• _Problem statement_
Write out all lines holding the word "close".
»»
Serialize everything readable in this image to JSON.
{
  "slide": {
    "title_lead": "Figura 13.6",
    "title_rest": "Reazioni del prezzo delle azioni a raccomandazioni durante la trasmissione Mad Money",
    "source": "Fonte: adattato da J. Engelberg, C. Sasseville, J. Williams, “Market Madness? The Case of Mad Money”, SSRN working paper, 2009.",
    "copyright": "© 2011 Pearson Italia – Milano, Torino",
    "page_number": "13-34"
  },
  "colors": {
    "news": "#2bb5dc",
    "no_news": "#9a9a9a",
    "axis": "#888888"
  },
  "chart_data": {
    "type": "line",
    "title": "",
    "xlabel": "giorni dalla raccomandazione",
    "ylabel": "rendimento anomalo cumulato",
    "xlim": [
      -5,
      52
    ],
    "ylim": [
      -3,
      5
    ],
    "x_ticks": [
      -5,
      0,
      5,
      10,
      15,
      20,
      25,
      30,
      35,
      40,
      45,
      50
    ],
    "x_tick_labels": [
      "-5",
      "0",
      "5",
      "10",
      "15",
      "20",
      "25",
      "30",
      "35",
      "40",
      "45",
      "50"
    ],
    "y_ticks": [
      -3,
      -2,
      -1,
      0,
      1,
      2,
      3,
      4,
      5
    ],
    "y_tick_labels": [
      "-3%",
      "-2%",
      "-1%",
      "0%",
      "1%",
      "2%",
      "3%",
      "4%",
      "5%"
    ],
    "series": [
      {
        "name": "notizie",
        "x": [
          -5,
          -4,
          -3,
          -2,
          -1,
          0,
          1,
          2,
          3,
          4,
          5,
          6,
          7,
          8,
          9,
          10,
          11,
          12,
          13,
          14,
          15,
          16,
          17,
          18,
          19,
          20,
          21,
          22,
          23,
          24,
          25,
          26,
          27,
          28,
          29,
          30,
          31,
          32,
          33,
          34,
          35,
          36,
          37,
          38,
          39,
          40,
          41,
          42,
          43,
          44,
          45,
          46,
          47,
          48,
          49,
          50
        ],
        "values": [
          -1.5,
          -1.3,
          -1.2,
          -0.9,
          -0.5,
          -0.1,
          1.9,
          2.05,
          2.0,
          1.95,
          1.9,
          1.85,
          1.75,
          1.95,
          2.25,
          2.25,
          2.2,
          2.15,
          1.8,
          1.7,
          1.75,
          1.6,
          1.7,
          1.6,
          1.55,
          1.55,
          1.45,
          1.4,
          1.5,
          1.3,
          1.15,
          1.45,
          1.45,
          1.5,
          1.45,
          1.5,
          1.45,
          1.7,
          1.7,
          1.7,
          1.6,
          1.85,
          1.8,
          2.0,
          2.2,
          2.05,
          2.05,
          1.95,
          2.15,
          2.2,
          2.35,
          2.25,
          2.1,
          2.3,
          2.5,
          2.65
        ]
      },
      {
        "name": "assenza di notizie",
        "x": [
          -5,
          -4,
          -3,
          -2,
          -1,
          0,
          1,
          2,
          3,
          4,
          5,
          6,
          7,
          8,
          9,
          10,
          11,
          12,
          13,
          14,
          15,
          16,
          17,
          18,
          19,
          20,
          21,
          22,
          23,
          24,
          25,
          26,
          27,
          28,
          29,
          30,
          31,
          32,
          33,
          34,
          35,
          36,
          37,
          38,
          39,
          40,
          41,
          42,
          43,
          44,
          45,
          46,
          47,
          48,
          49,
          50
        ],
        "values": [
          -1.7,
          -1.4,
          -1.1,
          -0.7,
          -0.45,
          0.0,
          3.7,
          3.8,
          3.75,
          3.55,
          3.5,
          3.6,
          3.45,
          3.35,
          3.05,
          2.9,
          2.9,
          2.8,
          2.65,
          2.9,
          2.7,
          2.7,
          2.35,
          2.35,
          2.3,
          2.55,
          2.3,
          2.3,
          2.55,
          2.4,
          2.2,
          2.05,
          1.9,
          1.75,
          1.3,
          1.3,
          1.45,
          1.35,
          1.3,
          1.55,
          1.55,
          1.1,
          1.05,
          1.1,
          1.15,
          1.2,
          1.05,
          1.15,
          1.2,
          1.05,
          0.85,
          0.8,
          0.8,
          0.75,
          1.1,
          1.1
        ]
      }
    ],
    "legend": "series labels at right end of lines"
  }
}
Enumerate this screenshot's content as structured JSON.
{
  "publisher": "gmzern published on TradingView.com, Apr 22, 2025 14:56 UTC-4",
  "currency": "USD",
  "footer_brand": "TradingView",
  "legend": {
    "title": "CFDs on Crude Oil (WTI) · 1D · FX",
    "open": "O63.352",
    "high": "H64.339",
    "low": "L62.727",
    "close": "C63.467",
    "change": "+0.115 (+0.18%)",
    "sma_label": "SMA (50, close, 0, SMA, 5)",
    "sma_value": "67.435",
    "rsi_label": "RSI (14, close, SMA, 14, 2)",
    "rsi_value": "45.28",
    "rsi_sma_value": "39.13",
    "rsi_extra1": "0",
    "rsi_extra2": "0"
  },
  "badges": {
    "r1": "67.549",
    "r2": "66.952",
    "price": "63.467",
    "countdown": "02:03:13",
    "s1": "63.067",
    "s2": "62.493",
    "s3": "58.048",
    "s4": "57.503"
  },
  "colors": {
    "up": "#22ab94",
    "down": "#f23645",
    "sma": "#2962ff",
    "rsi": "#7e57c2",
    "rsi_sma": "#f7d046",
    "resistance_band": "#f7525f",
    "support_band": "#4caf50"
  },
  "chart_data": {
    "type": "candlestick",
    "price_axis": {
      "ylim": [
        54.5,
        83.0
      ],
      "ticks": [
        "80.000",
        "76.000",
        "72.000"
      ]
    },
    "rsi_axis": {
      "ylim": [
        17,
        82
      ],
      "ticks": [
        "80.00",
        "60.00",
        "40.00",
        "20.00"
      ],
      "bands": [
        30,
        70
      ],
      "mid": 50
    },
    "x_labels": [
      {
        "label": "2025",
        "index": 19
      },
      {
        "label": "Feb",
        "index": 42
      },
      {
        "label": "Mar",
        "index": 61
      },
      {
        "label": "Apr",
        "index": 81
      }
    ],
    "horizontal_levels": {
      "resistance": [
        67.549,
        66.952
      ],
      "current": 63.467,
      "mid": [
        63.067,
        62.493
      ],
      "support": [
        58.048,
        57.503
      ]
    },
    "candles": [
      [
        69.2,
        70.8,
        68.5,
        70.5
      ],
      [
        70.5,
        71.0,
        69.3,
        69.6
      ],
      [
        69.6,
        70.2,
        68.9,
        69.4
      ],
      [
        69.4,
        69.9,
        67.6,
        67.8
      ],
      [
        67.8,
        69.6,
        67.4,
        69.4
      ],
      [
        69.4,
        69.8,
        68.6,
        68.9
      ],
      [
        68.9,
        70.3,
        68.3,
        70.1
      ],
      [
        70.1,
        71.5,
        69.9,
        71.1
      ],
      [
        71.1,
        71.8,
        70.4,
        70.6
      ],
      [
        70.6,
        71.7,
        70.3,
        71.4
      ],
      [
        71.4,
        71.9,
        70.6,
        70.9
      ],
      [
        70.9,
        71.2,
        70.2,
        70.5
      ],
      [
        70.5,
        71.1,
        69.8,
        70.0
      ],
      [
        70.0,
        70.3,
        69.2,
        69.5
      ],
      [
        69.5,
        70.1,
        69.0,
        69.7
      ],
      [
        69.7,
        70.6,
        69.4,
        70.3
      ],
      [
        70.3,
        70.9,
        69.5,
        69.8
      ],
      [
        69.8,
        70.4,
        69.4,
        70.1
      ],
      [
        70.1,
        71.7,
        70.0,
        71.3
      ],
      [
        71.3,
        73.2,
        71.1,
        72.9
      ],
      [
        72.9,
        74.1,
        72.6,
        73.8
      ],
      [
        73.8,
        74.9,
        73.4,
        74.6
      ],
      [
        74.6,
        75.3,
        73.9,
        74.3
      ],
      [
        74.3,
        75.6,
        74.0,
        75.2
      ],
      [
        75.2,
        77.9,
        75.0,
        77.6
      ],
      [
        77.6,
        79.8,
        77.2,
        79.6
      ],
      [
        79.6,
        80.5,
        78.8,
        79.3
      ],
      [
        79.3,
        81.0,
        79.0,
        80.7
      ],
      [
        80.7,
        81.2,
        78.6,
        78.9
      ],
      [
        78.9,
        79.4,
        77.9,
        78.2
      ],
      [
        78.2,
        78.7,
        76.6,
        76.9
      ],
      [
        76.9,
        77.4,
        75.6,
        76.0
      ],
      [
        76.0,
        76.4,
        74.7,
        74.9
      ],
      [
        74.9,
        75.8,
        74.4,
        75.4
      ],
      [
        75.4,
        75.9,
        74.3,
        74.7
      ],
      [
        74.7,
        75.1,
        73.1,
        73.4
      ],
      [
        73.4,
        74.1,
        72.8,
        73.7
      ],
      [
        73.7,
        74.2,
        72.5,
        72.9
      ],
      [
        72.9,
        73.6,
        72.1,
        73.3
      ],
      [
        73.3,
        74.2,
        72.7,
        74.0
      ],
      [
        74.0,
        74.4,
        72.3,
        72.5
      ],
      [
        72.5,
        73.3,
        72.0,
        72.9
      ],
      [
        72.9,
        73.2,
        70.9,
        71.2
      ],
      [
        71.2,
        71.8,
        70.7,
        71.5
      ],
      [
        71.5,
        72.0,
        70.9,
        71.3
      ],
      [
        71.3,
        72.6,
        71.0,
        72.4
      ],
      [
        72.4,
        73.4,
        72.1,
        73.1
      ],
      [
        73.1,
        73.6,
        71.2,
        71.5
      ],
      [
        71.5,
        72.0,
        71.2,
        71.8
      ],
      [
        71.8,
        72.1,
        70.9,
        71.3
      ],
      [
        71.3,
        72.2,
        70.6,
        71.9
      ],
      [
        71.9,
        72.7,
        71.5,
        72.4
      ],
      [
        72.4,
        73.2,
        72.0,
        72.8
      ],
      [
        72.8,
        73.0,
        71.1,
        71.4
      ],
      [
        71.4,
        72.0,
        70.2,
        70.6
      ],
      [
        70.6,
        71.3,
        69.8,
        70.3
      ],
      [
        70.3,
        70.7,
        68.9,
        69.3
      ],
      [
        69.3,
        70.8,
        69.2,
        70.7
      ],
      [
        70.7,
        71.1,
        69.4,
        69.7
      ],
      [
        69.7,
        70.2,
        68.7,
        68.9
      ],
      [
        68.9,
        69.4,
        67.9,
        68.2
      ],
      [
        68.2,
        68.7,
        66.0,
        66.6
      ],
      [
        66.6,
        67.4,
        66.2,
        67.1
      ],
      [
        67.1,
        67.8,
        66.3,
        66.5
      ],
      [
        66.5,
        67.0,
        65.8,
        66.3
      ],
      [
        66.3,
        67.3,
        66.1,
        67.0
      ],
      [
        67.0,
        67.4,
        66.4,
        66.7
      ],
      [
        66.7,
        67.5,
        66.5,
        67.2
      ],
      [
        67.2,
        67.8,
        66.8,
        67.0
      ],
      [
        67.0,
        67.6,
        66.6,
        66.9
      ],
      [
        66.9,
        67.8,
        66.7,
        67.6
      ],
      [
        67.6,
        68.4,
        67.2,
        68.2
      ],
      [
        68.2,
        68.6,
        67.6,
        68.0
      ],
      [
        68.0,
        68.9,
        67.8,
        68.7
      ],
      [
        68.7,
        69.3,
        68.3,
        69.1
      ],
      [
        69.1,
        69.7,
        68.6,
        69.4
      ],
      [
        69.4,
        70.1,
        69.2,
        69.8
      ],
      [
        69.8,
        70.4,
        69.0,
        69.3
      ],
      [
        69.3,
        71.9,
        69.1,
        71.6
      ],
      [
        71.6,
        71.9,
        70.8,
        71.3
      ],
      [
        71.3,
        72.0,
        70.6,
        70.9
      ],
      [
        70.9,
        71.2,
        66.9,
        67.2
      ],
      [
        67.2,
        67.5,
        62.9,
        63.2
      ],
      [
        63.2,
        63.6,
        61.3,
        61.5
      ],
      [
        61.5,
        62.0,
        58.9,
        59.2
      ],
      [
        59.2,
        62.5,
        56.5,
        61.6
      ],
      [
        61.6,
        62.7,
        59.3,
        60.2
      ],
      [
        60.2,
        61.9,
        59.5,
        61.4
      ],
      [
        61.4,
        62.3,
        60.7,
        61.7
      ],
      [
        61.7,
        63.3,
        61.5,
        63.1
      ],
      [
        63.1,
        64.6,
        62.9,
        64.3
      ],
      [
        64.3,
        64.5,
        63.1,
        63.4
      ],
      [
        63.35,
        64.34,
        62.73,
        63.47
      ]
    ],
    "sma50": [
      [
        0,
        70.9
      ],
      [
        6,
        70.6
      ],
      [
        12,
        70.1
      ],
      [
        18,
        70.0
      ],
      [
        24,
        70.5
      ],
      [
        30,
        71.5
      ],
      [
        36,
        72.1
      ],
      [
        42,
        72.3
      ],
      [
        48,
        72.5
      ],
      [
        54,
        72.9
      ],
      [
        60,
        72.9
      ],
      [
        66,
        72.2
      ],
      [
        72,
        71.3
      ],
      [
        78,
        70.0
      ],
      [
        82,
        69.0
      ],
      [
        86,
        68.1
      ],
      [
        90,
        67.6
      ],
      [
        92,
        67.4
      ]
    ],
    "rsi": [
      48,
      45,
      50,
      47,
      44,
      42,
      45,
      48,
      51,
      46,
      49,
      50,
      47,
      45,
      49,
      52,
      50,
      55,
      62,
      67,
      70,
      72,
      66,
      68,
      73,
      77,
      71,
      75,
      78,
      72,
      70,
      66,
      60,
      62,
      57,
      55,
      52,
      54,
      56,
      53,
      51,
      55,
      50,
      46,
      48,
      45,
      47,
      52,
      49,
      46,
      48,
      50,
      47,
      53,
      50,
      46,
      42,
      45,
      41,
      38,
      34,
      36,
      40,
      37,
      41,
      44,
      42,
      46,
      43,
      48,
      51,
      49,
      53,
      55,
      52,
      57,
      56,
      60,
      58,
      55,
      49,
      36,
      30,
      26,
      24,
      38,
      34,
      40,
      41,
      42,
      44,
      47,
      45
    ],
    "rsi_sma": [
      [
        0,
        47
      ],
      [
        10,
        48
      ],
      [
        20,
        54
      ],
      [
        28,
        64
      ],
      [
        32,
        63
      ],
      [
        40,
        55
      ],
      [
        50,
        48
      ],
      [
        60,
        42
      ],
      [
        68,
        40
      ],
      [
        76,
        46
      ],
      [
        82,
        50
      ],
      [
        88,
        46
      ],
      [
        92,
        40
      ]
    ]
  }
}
««
• _Output below_
    "close": "C63.467",
    "sma_label": "SMA (50, close, 0, SMA, 5)",
    "rsi_label": "RSI (14, close, SMA, 14, 2)",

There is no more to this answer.